*** GIVEN RECORDS ***

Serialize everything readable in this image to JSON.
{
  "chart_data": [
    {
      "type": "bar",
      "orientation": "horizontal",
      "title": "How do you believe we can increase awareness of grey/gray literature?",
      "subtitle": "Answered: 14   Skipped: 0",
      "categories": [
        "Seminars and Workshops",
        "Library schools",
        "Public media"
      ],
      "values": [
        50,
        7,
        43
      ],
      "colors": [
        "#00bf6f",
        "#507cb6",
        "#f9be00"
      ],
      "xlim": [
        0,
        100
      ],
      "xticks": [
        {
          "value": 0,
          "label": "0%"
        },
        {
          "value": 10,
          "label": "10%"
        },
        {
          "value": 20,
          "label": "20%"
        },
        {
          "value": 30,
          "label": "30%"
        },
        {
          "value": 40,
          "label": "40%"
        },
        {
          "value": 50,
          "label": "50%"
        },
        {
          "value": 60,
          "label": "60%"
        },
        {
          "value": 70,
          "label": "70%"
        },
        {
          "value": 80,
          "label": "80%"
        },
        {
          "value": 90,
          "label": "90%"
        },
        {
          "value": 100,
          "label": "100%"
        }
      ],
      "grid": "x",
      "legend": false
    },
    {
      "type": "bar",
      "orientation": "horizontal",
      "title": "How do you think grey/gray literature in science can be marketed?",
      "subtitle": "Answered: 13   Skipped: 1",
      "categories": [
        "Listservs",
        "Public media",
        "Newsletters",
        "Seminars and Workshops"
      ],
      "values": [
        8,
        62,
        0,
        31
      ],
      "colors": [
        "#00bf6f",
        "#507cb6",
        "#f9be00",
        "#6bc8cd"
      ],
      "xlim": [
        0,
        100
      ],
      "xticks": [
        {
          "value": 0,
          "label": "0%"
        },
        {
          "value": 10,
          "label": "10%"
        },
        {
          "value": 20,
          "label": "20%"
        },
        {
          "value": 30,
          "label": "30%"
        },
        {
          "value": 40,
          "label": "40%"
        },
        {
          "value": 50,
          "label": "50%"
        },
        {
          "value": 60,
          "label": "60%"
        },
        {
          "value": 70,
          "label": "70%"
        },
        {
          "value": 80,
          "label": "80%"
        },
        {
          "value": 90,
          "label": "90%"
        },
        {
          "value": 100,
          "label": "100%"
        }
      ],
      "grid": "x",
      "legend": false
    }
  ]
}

***

▶ _TASK TO CARRY OUT_:
Check every line of the data, and copy the ones that contain "Workshops".

▶ _TASK RESULT_:
        "Seminars and Workshops",
        "Seminars and Workshops"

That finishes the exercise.